GIVEN PROBLEM:
Gather every row below that contains the string "glow", matching case exactly.

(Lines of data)
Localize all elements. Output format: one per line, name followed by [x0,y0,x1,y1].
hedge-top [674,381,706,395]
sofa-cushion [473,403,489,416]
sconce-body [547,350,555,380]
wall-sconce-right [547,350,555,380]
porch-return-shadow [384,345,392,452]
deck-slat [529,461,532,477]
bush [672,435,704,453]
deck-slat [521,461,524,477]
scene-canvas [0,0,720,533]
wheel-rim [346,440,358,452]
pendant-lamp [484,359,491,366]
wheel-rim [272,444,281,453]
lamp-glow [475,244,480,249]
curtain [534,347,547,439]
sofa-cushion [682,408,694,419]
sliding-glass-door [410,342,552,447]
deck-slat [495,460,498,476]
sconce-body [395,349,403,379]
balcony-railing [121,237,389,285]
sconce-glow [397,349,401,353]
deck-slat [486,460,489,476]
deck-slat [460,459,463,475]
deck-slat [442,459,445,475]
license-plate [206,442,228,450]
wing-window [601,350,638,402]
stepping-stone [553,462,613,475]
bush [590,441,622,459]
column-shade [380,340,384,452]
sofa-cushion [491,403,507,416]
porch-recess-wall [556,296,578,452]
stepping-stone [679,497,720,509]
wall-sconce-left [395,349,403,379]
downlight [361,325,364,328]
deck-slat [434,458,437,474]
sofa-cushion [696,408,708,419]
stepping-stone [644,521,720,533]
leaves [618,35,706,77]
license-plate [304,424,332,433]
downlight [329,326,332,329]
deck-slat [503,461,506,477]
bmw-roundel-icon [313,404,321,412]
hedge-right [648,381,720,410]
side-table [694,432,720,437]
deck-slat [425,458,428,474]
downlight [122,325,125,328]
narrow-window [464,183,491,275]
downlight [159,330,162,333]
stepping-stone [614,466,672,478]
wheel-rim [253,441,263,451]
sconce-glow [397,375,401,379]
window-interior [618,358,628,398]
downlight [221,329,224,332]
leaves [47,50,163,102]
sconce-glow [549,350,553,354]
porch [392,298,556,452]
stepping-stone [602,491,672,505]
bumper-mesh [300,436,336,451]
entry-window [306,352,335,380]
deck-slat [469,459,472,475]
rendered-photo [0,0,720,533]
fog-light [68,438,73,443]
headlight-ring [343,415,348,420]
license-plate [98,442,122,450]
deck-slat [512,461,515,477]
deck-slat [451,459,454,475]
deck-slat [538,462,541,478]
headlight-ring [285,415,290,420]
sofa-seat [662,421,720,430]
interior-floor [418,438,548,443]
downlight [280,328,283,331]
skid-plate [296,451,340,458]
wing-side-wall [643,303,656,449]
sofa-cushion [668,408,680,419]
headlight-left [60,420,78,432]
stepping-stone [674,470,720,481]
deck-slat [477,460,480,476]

SOLVED PROBLEM:
lamp-glow [475,244,480,249]
sconce-glow [397,349,401,353]
sconce-glow [397,375,401,379]
sconce-glow [549,350,553,354]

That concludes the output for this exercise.